## Records supplied
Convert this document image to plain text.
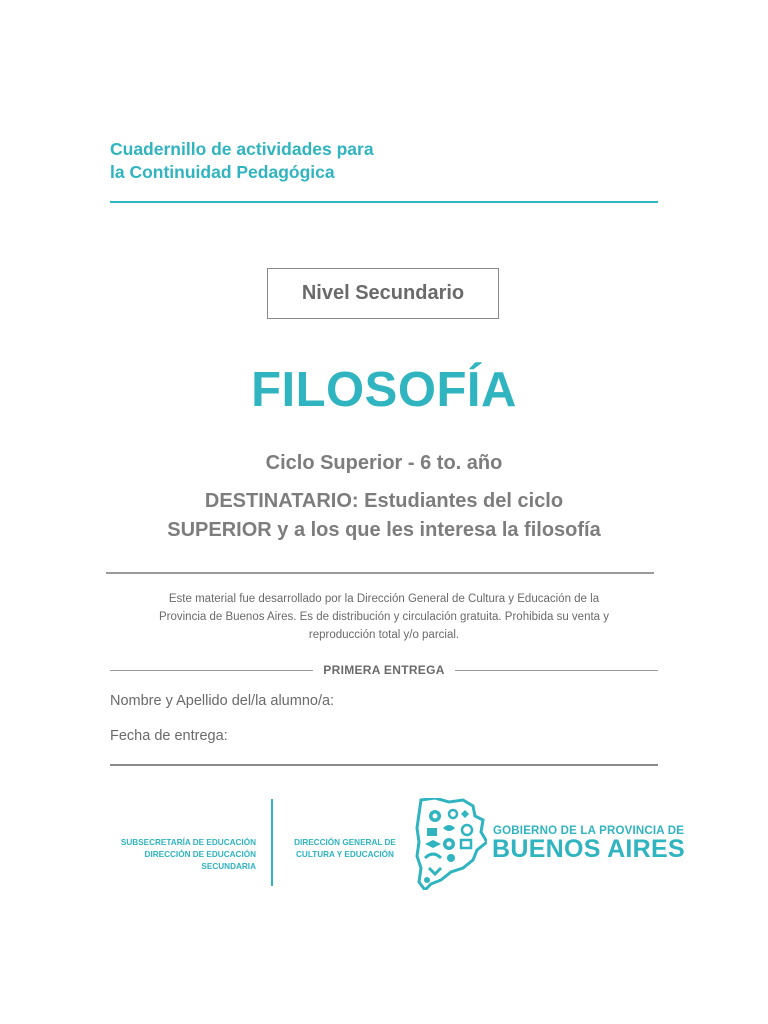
Cuadernillo de actividades para
la Continuidad Pedagógica
Nivel Secundario
FILOSOFÍA
Ciclo Superior - 6 to. año
DESTINATARIO: Estudiantes del ciclo
SUPERIOR y a los que les interesa la filosofía
Este material fue desarrollado por la Dirección General de Cultura y Educación de la
Provincia de Buenos Aires. Es de distribución y circulación gratuita. Prohibida su venta y
reproducción total y/o parcial.
PRIMERA ENTREGA
Nombre y Apellido del/la alumno/a:
Fecha de entrega:
SUBSECRETARÍA DE EDUCACIÓN
DIRECCIÓN DE EDUCACIÓN SECUNDARIA
DIRECCIÓN GENERAL DE
CULTURA Y EDUCACIÓN
GOBIERNO DE LA PROVINCIA DE
BUENOS AIRES
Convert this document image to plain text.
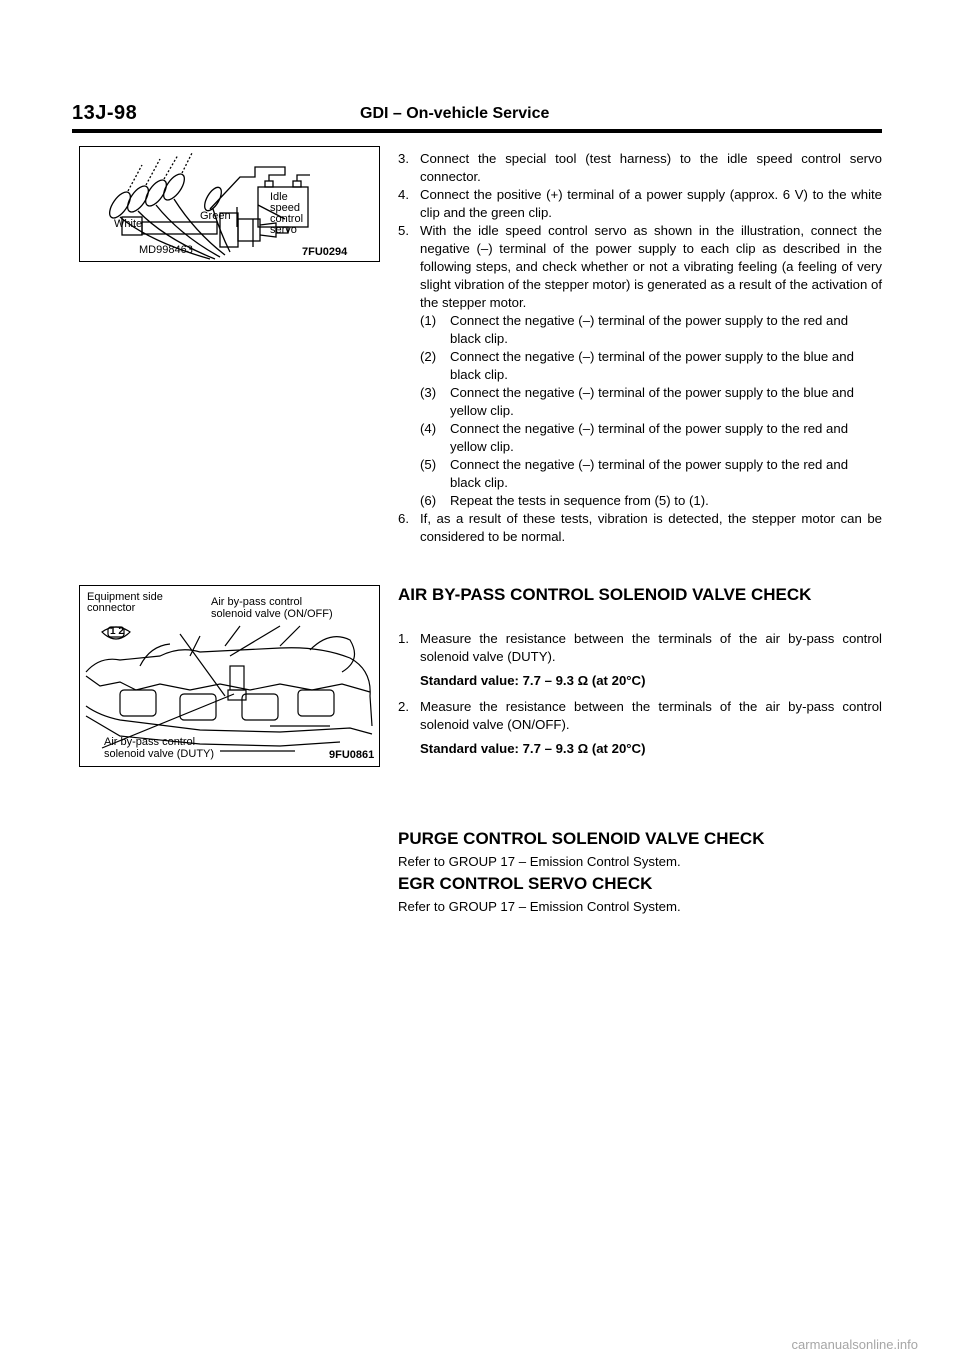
13J-98	GDI – On-vehicle Service
White
Green
Idle
speed
control
servo
MD998463	7FU0294
Equipment side
connector	Air by-pass control
solenoid valve (ON/OFF)
1 2
Air by-pass control
solenoid valve (DUTY)	9FU0861
3. Connect the special tool (test harness) to the idle speed control servo connector.
4. Connect the positive (+) terminal of a power supply (approx. 6 V) to the white clip and the green clip.
5. With the idle speed control servo as shown in the illustration, connect the negative (–) terminal of the power supply to each clip as described in the following steps, and check whether or not a vibrating feeling (a feeling of very slight vibration of the stepper motor) is generated as a result of the activation of the stepper motor.
(1)	Connect the negative (–) terminal of the power supply to the red and black clip.
(2)	Connect the negative (–) terminal of the power supply to the blue and black clip.
(3)	Connect the negative (–) terminal of the power supply to the blue and yellow clip.
(4)	Connect the negative (–) terminal of the power supply to the red and yellow clip.
(5)	Connect the negative (–) terminal of the power supply to the red and black clip.
(6)	Repeat the tests in sequence from (5) to (1).
6. If, as a result of these tests, vibration is detected, the stepper motor can be considered to be normal.
AIR BY-PASS CONTROL SOLENOID VALVE CHECK
1. Measure the resistance between the terminals of the air by-pass control solenoid valve (DUTY).
Standard value: 7.7 – 9.3 Ω (at 20°C)
2. Measure the resistance between the terminals of the air by-pass control solenoid valve (ON/OFF).
Standard value: 7.7 – 9.3 Ω (at 20°C)
PURGE CONTROL SOLENOID VALVE CHECK
Refer to GROUP 17 – Emission Control System.
EGR CONTROL SERVO CHECK
Refer to GROUP 17 – Emission Control System.
carmanualsonline.info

## The task
Go through the records and pull out each line that includes the word "tests".

## Solved problem
(6)	Repeat the tests in sequence from (5) to (1).
6. If, as a result of these tests, vibration is detected, the stepper motor can be considered to be normal.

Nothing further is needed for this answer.